§ **A run of records**
● ● ● ●
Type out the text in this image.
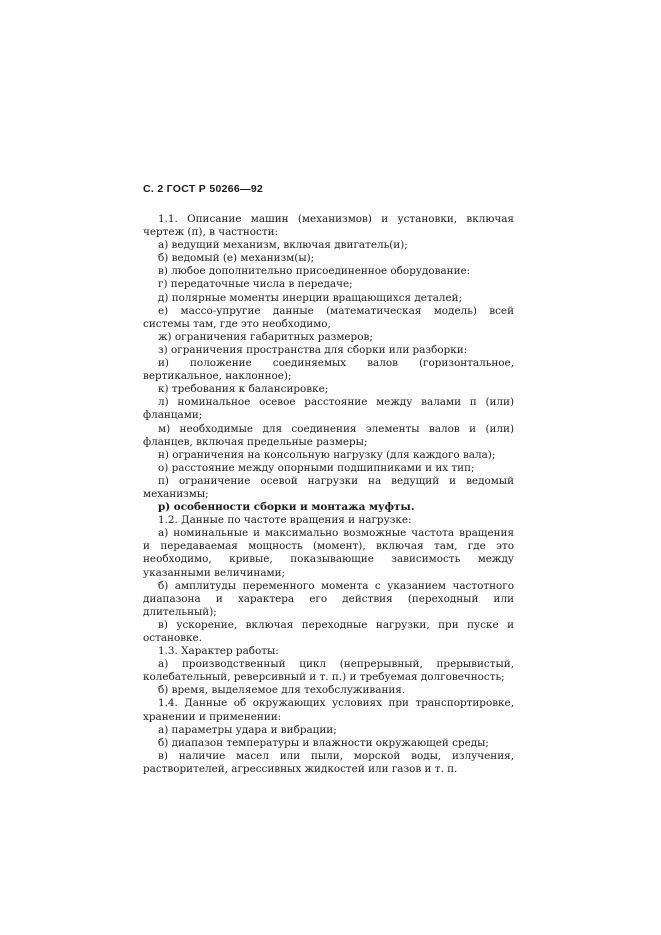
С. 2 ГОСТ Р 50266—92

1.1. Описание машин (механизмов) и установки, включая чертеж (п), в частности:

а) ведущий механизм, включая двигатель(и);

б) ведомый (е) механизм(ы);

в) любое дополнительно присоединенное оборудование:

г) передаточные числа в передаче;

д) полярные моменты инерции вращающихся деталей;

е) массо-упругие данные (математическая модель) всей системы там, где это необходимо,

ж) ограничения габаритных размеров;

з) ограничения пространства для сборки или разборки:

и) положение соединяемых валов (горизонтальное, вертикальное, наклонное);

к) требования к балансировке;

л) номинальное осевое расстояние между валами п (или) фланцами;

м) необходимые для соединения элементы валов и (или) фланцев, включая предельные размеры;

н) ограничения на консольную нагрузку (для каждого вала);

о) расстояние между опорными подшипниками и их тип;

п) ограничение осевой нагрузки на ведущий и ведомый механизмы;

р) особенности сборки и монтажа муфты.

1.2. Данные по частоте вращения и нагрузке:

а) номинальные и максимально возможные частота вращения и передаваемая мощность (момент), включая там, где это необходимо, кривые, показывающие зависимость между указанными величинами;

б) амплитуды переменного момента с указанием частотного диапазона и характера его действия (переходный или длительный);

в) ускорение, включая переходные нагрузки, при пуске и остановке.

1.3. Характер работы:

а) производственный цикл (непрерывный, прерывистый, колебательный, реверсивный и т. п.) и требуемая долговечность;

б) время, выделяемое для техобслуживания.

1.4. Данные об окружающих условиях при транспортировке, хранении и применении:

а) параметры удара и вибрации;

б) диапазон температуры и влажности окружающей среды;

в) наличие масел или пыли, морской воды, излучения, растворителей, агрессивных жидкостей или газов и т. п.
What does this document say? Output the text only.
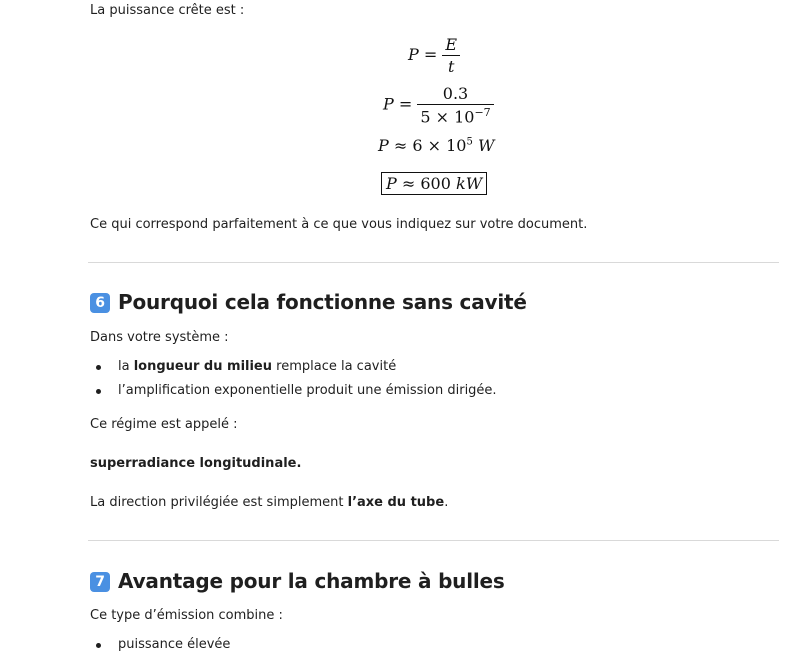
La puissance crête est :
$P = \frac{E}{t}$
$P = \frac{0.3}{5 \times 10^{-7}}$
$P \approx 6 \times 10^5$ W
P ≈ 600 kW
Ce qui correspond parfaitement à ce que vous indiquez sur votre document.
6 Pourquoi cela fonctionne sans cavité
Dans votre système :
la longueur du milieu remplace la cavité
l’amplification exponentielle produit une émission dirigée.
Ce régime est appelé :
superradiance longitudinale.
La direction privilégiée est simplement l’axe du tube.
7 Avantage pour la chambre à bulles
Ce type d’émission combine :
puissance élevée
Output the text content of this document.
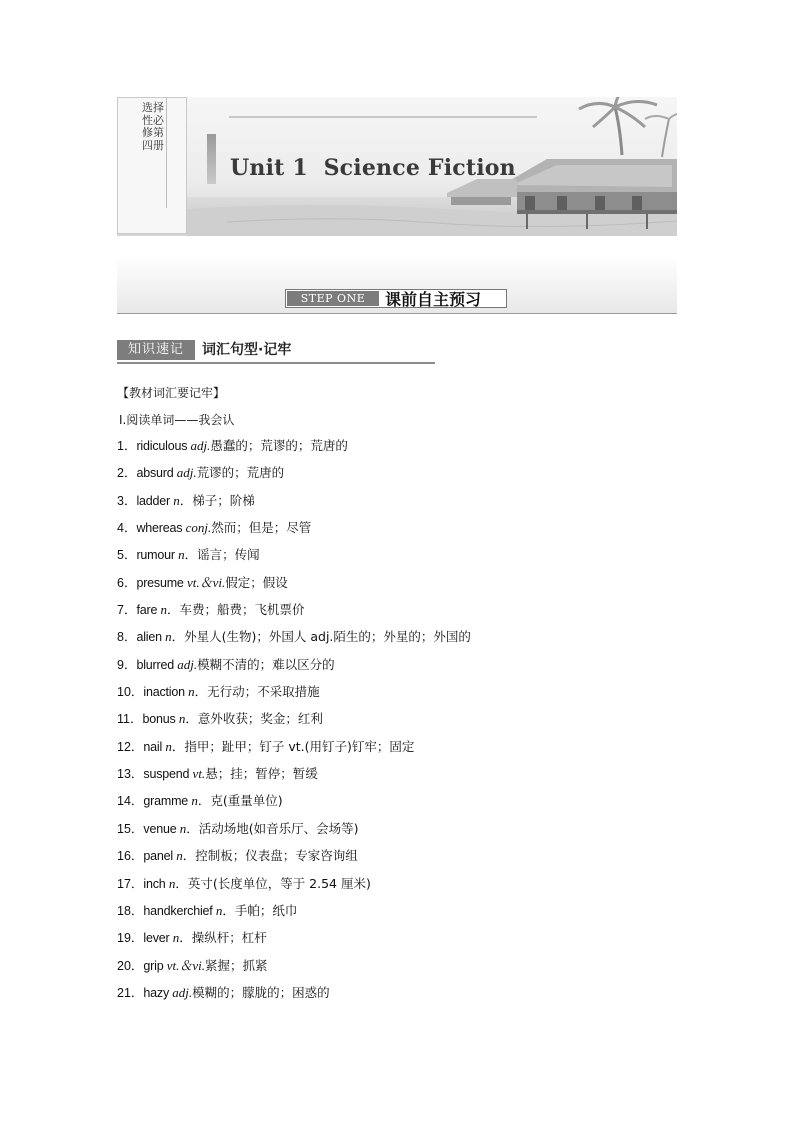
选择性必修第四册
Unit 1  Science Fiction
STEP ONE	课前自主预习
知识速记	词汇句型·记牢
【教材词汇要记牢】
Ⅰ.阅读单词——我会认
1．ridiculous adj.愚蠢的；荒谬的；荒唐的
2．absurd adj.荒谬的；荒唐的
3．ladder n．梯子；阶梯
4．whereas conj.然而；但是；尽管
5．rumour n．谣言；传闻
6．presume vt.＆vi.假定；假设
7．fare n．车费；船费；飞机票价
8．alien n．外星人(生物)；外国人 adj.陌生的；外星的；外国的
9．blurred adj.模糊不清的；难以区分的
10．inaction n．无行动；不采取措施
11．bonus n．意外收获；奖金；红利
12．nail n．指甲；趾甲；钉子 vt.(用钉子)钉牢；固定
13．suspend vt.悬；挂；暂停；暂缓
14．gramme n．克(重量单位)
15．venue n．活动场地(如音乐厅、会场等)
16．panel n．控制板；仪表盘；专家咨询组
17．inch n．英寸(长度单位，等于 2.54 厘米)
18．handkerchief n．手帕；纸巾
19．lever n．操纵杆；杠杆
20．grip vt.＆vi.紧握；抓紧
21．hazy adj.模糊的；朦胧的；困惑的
● ● ● ●
§ **Required task**
Transcribe all the records above word for word, without their images.

§ **Task response**
Type out the text in this image.
С. 2 ГОСТ Р 50266—92

1.1. Описание машин (механизмов) и установки, включая чертеж (п), в частности:

а) ведущий механизм, включая двигатель(и);

б) ведомый (е) механизм(ы);

в) любое дополнительно присоединенное оборудование:

г) передаточные числа в передаче;

д) полярные моменты инерции вращающихся деталей;

е) массо-упругие данные (математическая модель) всей системы там, где это необходимо,

ж) ограничения габаритных размеров;

з) ограничения пространства для сборки или разборки:

и) положение соединяемых валов (горизонтальное, вертикальное, наклонное);

к) требования к балансировке;

л) номинальное осевое расстояние между валами п (или) фланцами;

м) необходимые для соединения элементы валов и (или) фланцев, включая предельные размеры;

н) ограничения на консольную нагрузку (для каждого вала);

о) расстояние между опорными подшипниками и их тип;

п) ограничение осевой нагрузки на ведущий и ведомый механизмы;

р) особенности сборки и монтажа муфты.

1.2. Данные по частоте вращения и нагрузке:

а) номинальные и максимально возможные частота вращения и передаваемая мощность (момент), включая там, где это необходимо, кривые, показывающие зависимость между указанными величинами;

б) амплитуды переменного момента с указанием частотного диапазона и характера его действия (переходный или длительный);

в) ускорение, включая переходные нагрузки, при пуске и остановке.

1.3. Характер работы:

а) производственный цикл (непрерывный, прерывистый, колебательный, реверсивный и т. п.) и требуемая долговечность;

б) время, выделяемое для техобслуживания.

1.4. Данные об окружающих условиях при транспортировке, хранении и применении:

а) параметры удара и вибрации;

б) диапазон температуры и влажности окружающей среды;

в) наличие масел или пыли, морской воды, излучения, растворителей, агрессивных жидкостей или газов и т. п.
What does this document say? Output the text only.
La puissance crête est :
$P = \frac{E}{t}$
$P = \frac{0.3}{5 \times 10^{-7}}$
$P \approx 6 \times 10^5$ W
P ≈ 600 kW
Ce qui correspond parfaitement à ce que vous indiquez sur votre document.
6 Pourquoi cela fonctionne sans cavité
Dans votre système :
la longueur du milieu remplace la cavité
l’amplification exponentielle produit une émission dirigée.
Ce régime est appelé :
superradiance longitudinale.
La direction privilégiée est simplement l’axe du tube.
7 Avantage pour la chambre à bulles
Ce type d’émission combine :
puissance élevée
Output the text content of this document.
选择性必修第四册
Unit 1  Science Fiction
STEP ONE	课前自主预习
知识速记	词汇句型·记牢
【教材词汇要记牢】
Ⅰ.阅读单词——我会认
1．ridiculous adj.愚蠢的；荒谬的；荒唐的
2．absurd adj.荒谬的；荒唐的
3．ladder n．梯子；阶梯
4．whereas conj.然而；但是；尽管
5．rumour n．谣言；传闻
6．presume vt.＆vi.假定；假设
7．fare n．车费；船费；飞机票价
8．alien n．外星人(生物)；外国人 adj.陌生的；外星的；外国的
9．blurred adj.模糊不清的；难以区分的
10．inaction n．无行动；不采取措施
11．bonus n．意外收获；奖金；红利
12．nail n．指甲；趾甲；钉子 vt.(用钉子)钉牢；固定
13．suspend vt.悬；挂；暂停；暂缓
14．gramme n．克(重量单位)
15．venue n．活动场地(如音乐厅、会场等)
16．panel n．控制板；仪表盘；专家咨询组
17．inch n．英寸(长度单位，等于 2.54 厘米)
18．handkerchief n．手帕；纸巾
19．lever n．操纵杆；杠杆
20．grip vt.＆vi.紧握；抓紧
21．hazy adj.模糊的；朦胧的；困惑的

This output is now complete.